[Data entries]

▶

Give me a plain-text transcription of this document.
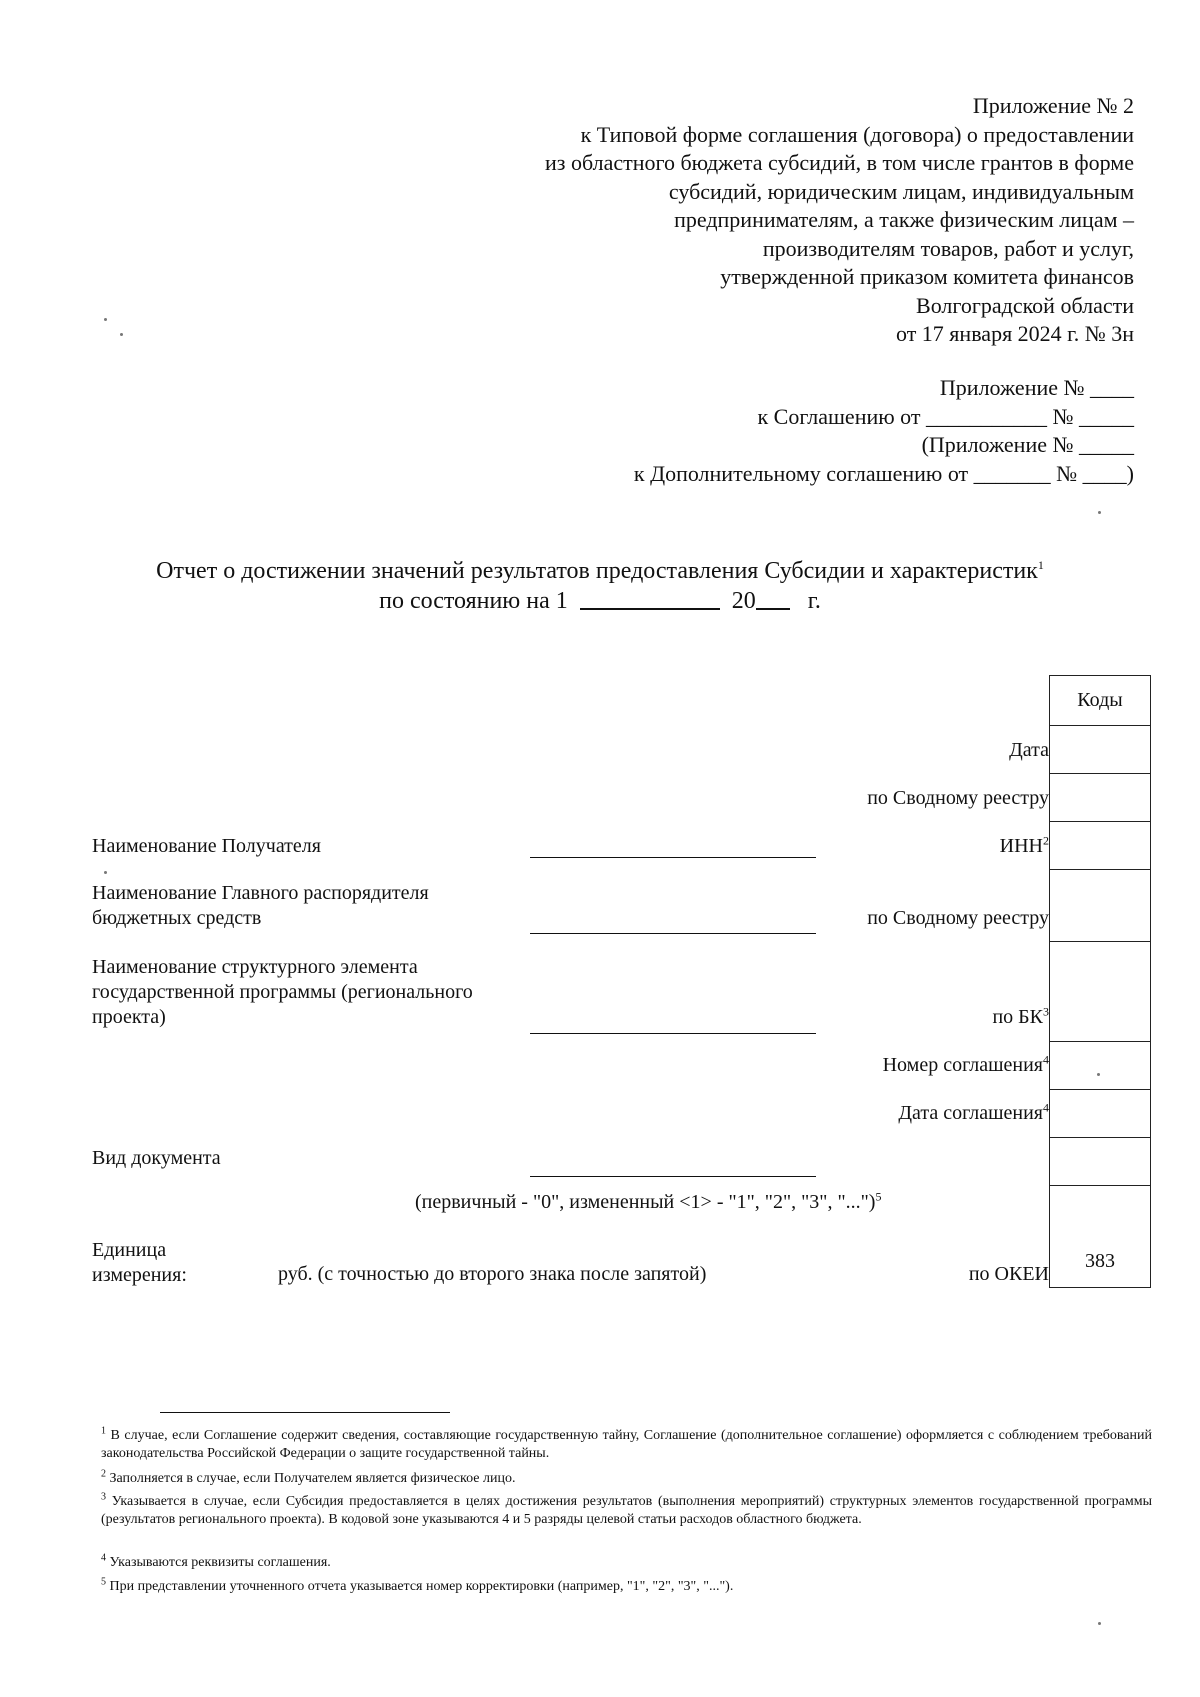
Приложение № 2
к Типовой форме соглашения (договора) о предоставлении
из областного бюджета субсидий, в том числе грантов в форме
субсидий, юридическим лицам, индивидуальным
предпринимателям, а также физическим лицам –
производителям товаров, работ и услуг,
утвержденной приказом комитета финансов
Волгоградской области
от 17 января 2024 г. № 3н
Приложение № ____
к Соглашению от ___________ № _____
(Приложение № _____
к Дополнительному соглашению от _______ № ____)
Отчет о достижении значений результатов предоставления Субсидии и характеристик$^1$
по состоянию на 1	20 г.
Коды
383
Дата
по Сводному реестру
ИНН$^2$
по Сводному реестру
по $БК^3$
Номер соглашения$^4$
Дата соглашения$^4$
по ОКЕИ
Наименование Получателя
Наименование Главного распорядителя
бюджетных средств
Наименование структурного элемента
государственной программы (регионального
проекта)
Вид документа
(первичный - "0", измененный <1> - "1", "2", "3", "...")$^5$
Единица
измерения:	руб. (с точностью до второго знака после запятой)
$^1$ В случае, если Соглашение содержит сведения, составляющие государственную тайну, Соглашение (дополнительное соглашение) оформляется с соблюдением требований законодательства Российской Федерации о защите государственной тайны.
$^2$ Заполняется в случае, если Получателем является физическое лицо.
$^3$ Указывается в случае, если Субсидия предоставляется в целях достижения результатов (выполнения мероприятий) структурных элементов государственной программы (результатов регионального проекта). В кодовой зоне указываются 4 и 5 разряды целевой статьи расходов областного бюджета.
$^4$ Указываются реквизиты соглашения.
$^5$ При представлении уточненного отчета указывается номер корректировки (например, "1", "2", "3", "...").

◀

TASK OBJECTIVE: Pick out the lines above that hold the string "форме" and show them.

THE RESULT:
к Типовой форме соглашения (договора) о предоставлении
из областного бюджета субсидий, в том числе грантов в форме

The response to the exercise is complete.